Look for the string "values" and copy every line that has it.

----

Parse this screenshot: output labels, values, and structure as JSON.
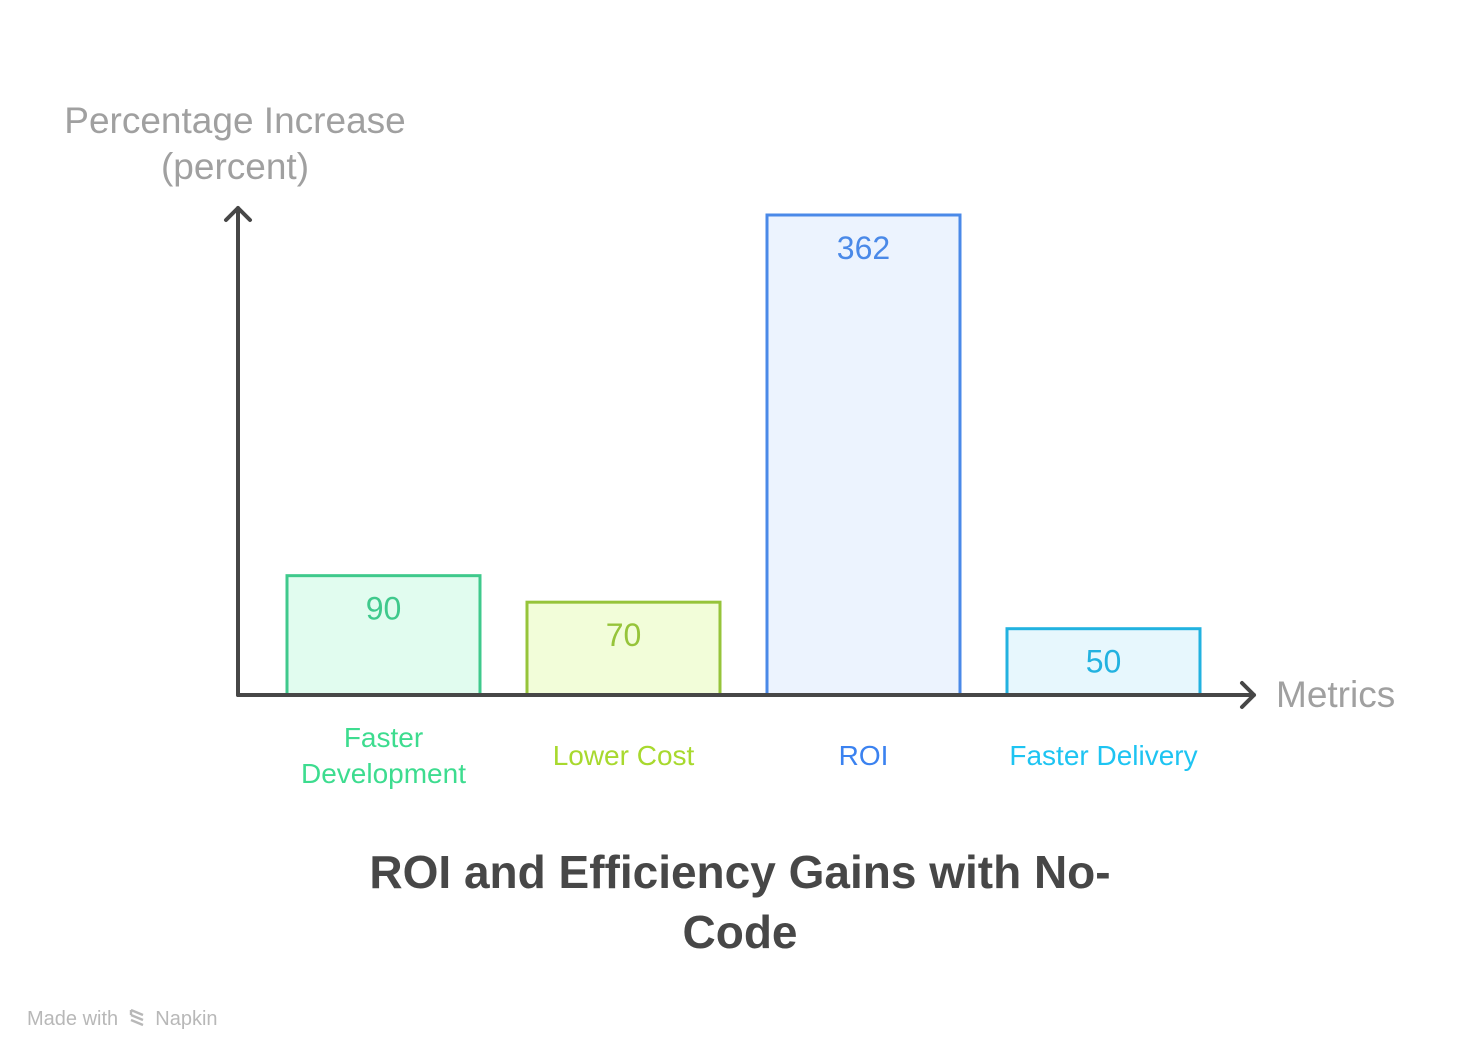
{
  "chart_data": {
    "type": "bar",
    "title": "ROI and Efficiency Gains with No-Code",
    "xlabel": "Metrics",
    "ylabel": "Percentage Increase (percent)",
    "categories": [
      "Faster Development",
      "Lower Cost",
      "ROI",
      "Faster Delivery"
    ],
    "values": [
      90,
      70,
      362,
      50
    ],
    "ylim": [
      0,
      362
    ],
    "grid": false,
    "colors": [
      {
        "stroke": "#3fc98c",
        "fill": "#e1fcef",
        "label": "#3ddc8f"
      },
      {
        "stroke": "#96c43a",
        "fill": "#f2fdd9",
        "label": "#a8d92e"
      },
      {
        "stroke": "#4a89e8",
        "fill": "#ecf3fe",
        "label": "#3b82f0"
      },
      {
        "stroke": "#22b2e0",
        "fill": "#e7f7fd",
        "label": "#1ec4f2"
      }
    ]
  },
  "ylabel_lines": [
    "Percentage Increase",
    "(percent)"
  ],
  "footer": {
    "made_with": "Made with",
    "brand": "Napkin"
  }
}
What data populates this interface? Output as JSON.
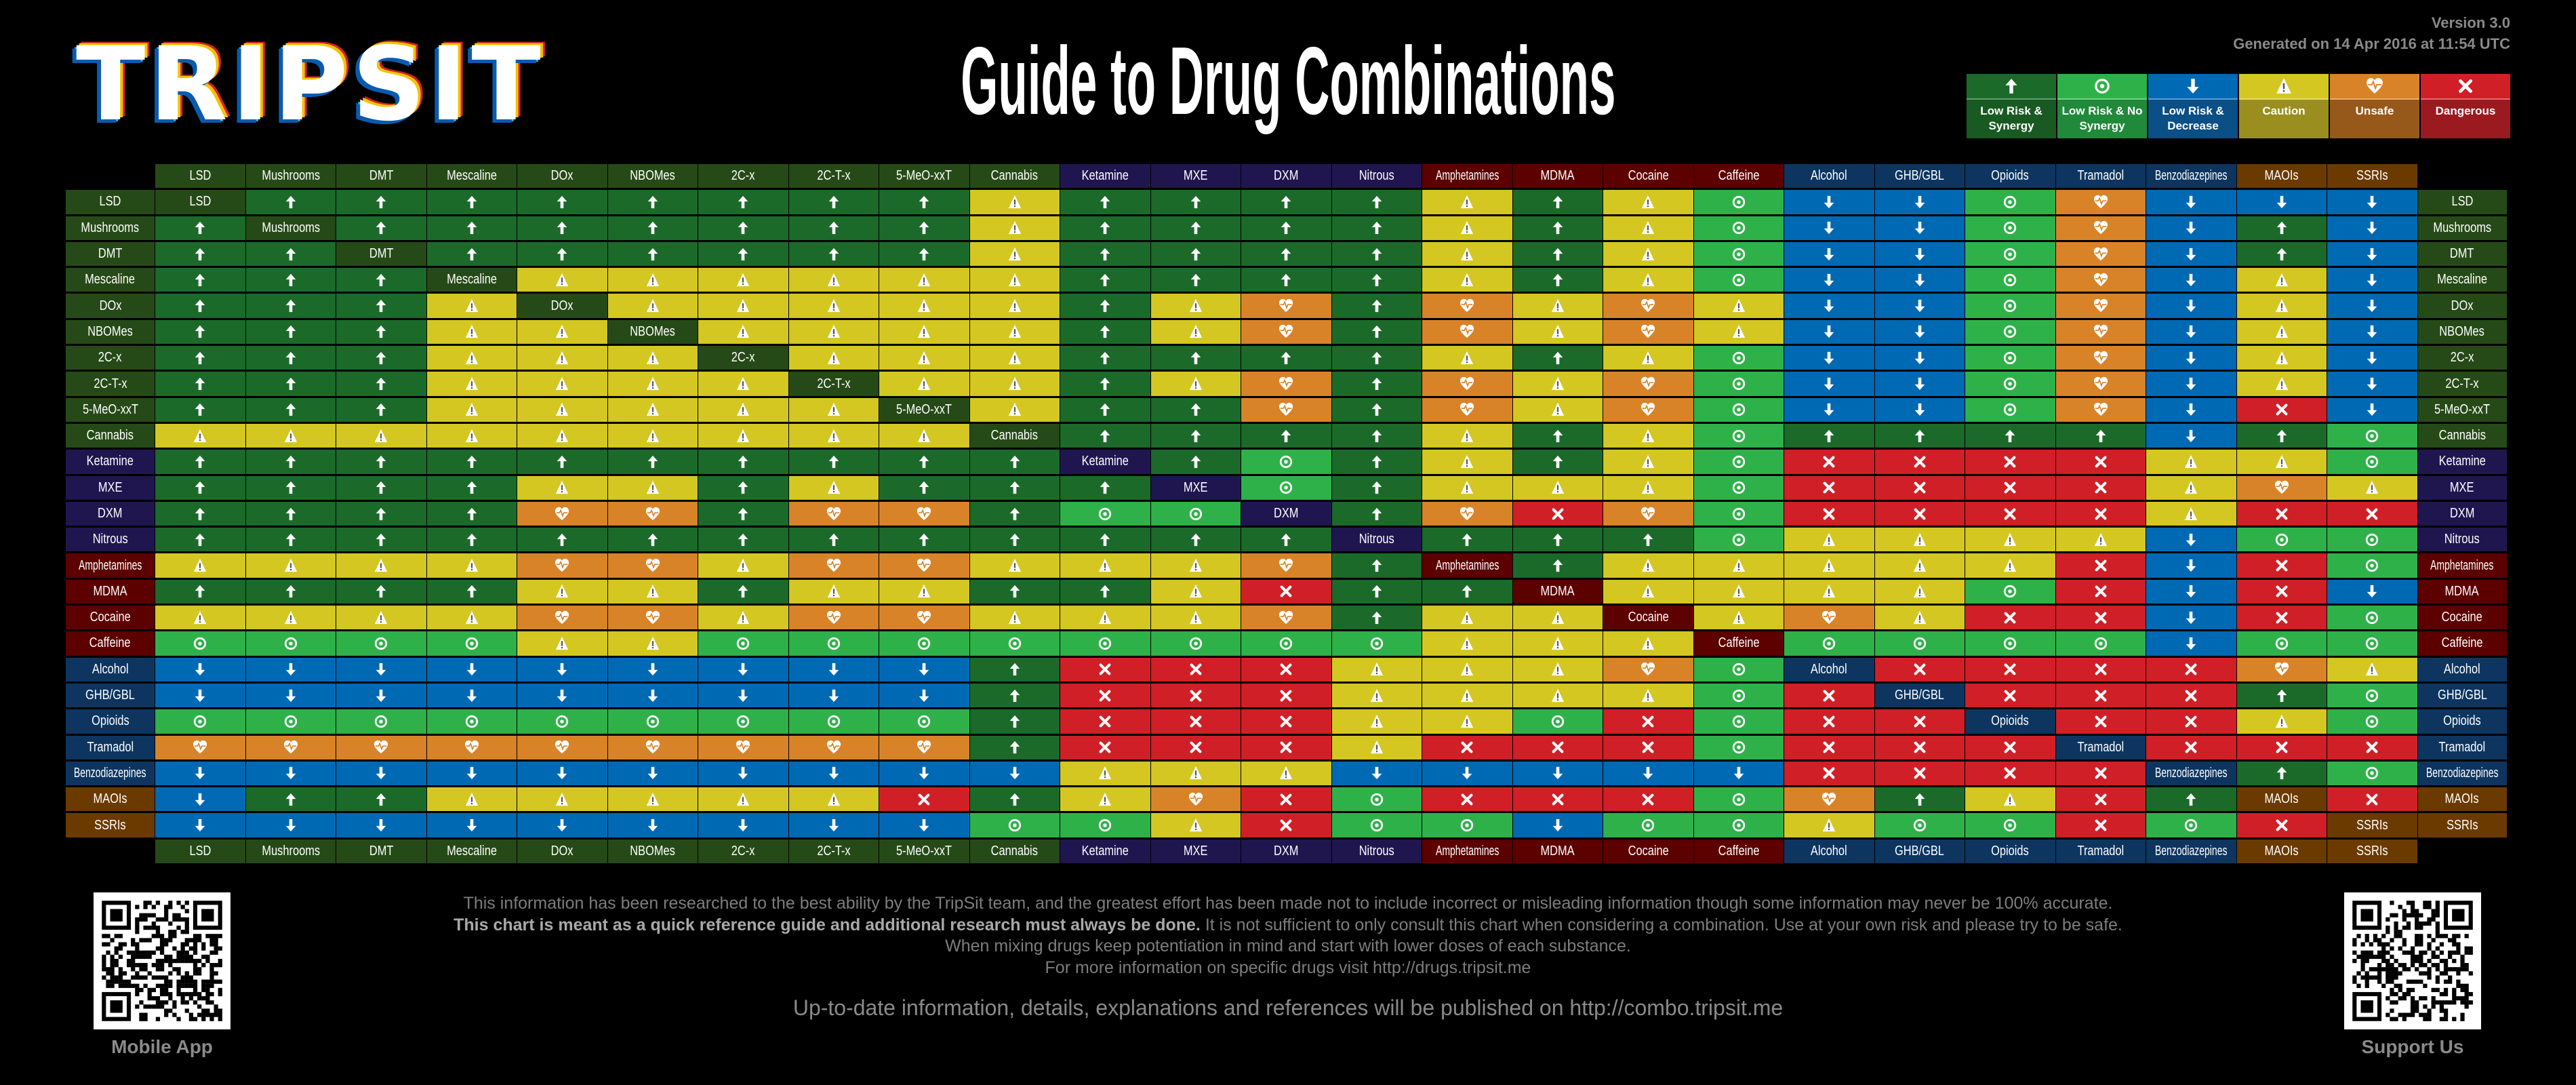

----

* Response to this task
Parse this screenshot: output labels, values, and structure as JSON.
    "values": [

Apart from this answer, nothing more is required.